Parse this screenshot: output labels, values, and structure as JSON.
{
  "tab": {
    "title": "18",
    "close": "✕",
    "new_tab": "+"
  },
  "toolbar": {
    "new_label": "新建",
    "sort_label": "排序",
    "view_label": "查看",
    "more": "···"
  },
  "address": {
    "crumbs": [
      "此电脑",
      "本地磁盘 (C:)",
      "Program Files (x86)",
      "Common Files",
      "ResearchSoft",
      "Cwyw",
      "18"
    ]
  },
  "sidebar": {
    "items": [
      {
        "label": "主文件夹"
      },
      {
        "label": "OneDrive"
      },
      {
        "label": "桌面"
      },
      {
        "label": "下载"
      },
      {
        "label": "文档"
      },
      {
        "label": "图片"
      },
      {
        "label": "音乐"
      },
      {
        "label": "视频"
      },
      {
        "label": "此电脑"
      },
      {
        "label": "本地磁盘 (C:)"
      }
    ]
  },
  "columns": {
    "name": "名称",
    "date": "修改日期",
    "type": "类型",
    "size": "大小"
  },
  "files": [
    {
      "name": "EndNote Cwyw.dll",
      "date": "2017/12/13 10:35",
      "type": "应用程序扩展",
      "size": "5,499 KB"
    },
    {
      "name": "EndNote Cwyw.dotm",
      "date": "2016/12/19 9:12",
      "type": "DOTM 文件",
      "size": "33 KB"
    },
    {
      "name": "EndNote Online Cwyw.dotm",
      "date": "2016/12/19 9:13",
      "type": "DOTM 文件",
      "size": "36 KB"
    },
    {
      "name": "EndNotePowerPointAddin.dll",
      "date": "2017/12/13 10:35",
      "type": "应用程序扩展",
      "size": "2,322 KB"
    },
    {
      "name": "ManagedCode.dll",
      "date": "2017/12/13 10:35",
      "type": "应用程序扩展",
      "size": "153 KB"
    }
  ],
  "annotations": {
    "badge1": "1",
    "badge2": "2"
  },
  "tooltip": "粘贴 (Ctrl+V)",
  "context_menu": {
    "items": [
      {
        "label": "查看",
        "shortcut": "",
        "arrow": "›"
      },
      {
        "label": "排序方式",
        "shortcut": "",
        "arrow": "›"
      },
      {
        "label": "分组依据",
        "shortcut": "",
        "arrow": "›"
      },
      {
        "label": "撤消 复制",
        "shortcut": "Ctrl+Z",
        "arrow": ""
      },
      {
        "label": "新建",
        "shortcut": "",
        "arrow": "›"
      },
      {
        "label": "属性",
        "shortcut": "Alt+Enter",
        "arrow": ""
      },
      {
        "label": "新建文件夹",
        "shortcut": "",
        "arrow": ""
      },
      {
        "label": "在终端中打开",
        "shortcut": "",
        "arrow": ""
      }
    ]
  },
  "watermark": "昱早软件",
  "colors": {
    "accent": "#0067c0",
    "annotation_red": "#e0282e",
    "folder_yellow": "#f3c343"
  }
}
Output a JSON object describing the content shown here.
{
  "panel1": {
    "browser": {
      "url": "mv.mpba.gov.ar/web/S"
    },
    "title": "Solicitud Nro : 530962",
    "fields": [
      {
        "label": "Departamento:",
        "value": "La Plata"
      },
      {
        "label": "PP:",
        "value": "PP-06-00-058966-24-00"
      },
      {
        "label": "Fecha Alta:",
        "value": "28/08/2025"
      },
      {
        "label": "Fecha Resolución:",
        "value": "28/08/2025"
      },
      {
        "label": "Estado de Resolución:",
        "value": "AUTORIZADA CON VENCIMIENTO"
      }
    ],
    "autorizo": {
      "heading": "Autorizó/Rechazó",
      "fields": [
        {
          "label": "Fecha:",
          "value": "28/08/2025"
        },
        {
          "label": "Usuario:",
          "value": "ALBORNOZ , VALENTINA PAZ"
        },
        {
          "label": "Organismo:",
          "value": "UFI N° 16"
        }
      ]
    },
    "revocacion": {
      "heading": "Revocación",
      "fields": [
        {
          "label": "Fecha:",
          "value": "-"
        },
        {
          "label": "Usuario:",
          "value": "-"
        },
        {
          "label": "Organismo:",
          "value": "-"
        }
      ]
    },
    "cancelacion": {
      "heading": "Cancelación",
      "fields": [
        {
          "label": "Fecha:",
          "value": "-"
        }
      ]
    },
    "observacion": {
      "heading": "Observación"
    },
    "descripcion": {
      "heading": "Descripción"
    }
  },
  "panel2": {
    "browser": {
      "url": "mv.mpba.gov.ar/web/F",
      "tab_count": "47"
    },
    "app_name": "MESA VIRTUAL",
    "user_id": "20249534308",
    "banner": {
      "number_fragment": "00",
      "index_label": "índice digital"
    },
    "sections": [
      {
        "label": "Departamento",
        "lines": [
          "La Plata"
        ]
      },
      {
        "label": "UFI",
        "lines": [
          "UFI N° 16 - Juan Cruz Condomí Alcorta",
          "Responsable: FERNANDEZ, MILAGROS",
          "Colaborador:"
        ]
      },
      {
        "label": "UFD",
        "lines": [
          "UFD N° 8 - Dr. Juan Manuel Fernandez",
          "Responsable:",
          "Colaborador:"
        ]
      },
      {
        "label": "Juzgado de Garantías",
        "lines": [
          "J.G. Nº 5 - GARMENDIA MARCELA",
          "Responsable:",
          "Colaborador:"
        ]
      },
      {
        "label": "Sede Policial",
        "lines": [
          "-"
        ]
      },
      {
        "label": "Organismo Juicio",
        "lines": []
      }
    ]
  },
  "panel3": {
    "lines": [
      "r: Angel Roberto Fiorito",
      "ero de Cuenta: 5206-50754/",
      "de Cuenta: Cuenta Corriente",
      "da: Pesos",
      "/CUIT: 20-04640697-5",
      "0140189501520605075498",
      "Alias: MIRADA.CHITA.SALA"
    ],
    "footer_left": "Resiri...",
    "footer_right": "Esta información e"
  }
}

--

Write out the data exactly as it stands.

§ **REPLY TO THE EXERCISE**
Parse this screenshot: output labels, values, and structure as JSON.
{
  "tab": {
    "title": "18",
    "close": "✕",
    "new_tab": "+"
  },
  "toolbar": {
    "new_label": "新建",
    "sort_label": "排序",
    "view_label": "查看",
    "more": "···"
  },
  "address": {
    "crumbs": [
      "此电脑",
      "本地磁盘 (C:)",
      "Program Files (x86)",
      "Common Files",
      "ResearchSoft",
      "Cwyw",
      "18"
    ]
  },
  "sidebar": {
    "items": [
      {
        "label": "主文件夹"
      },
      {
        "label": "OneDrive"
      },
      {
        "label": "桌面"
      },
      {
        "label": "下载"
      },
      {
        "label": "文档"
      },
      {
        "label": "图片"
      },
      {
        "label": "音乐"
      },
      {
        "label": "视频"
      },
      {
        "label": "此电脑"
      },
      {
        "label": "本地磁盘 (C:)"
      }
    ]
  },
  "columns": {
    "name": "名称",
    "date": "修改日期",
    "type": "类型",
    "size": "大小"
  },
  "files": [
    {
      "name": "EndNote Cwyw.dll",
      "date": "2017/12/13 10:35",
      "type": "应用程序扩展",
      "size": "5,499 KB"
    },
    {
      "name": "EndNote Cwyw.dotm",
      "date": "2016/12/19 9:12",
      "type": "DOTM 文件",
      "size": "33 KB"
    },
    {
      "name": "EndNote Online Cwyw.dotm",
      "date": "2016/12/19 9:13",
      "type": "DOTM 文件",
      "size": "36 KB"
    },
    {
      "name": "EndNotePowerPointAddin.dll",
      "date": "2017/12/13 10:35",
      "type": "应用程序扩展",
      "size": "2,322 KB"
    },
    {
      "name": "ManagedCode.dll",
      "date": "2017/12/13 10:35",
      "type": "应用程序扩展",
      "size": "153 KB"
    }
  ],
  "annotations": {
    "badge1": "1",
    "badge2": "2"
  },
  "tooltip": "粘贴 (Ctrl+V)",
  "context_menu": {
    "items": [
      {
        "label": "查看",
        "shortcut": "",
        "arrow": "›"
      },
      {
        "label": "排序方式",
        "shortcut": "",
        "arrow": "›"
      },
      {
        "label": "分组依据",
        "shortcut": "",
        "arrow": "›"
      },
      {
        "label": "撤消 复制",
        "shortcut": "Ctrl+Z",
        "arrow": ""
      },
      {
        "label": "新建",
        "shortcut": "",
        "arrow": "›"
      },
      {
        "label": "属性",
        "shortcut": "Alt+Enter",
        "arrow": ""
      },
      {
        "label": "新建文件夹",
        "shortcut": "",
        "arrow": ""
      },
      {
        "label": "在终端中打开",
        "shortcut": "",
        "arrow": ""
      }
    ]
  },
  "watermark": "昱早软件",
  "colors": {
    "accent": "#0067c0",
    "annotation_red": "#e0282e",
    "folder_yellow": "#f3c343"
  }
}
Output a JSON object describing the content shown here.
{
  "panel1": {
    "browser": {
      "url": "mv.mpba.gov.ar/web/S"
    },
    "title": "Solicitud Nro : 530962",
    "fields": [
      {
        "label": "Departamento:",
        "value": "La Plata"
      },
      {
        "label": "PP:",
        "value": "PP-06-00-058966-24-00"
      },
      {
        "label": "Fecha Alta:",
        "value": "28/08/2025"
      },
      {
        "label": "Fecha Resolución:",
        "value": "28/08/2025"
      },
      {
        "label": "Estado de Resolución:",
        "value": "AUTORIZADA CON VENCIMIENTO"
      }
    ],
    "autorizo": {
      "heading": "Autorizó/Rechazó",
      "fields": [
        {
          "label": "Fecha:",
          "value": "28/08/2025"
        },
        {
          "label": "Usuario:",
          "value": "ALBORNOZ , VALENTINA PAZ"
        },
        {
          "label": "Organismo:",
          "value": "UFI N° 16"
        }
      ]
    },
    "revocacion": {
      "heading": "Revocación",
      "fields": [
        {
          "label": "Fecha:",
          "value": "-"
        },
        {
          "label": "Usuario:",
          "value": "-"
        },
        {
          "label": "Organismo:",
          "value": "-"
        }
      ]
    },
    "cancelacion": {
      "heading": "Cancelación",
      "fields": [
        {
          "label": "Fecha:",
          "value": "-"
        }
      ]
    },
    "observacion": {
      "heading": "Observación"
    },
    "descripcion": {
      "heading": "Descripción"
    }
  },
  "panel2": {
    "browser": {
      "url": "mv.mpba.gov.ar/web/F",
      "tab_count": "47"
    },
    "app_name": "MESA VIRTUAL",
    "user_id": "20249534308",
    "banner": {
      "number_fragment": "00",
      "index_label": "índice digital"
    },
    "sections": [
      {
        "label": "Departamento",
        "lines": [
          "La Plata"
        ]
      },
      {
        "label": "UFI",
        "lines": [
          "UFI N° 16 - Juan Cruz Condomí Alcorta",
          "Responsable: FERNANDEZ, MILAGROS",
          "Colaborador:"
        ]
      },
      {
        "label": "UFD",
        "lines": [
          "UFD N° 8 - Dr. Juan Manuel Fernandez",
          "Responsable:",
          "Colaborador:"
        ]
      },
      {
        "label": "Juzgado de Garantías",
        "lines": [
          "J.G. Nº 5 - GARMENDIA MARCELA",
          "Responsable:",
          "Colaborador:"
        ]
      },
      {
        "label": "Sede Policial",
        "lines": [
          "-"
        ]
      },
      {
        "label": "Organismo Juicio",
        "lines": []
      }
    ]
  },
  "panel3": {
    "lines": [
      "r: Angel Roberto Fiorito",
      "ero de Cuenta: 5206-50754/",
      "de Cuenta: Cuenta Corriente",
      "da: Pesos",
      "/CUIT: 20-04640697-5",
      "0140189501520605075498",
      "Alias: MIRADA.CHITA.SALA"
    ],
    "footer_left": "Resiri...",
    "footer_right": "Esta información e"
  }
}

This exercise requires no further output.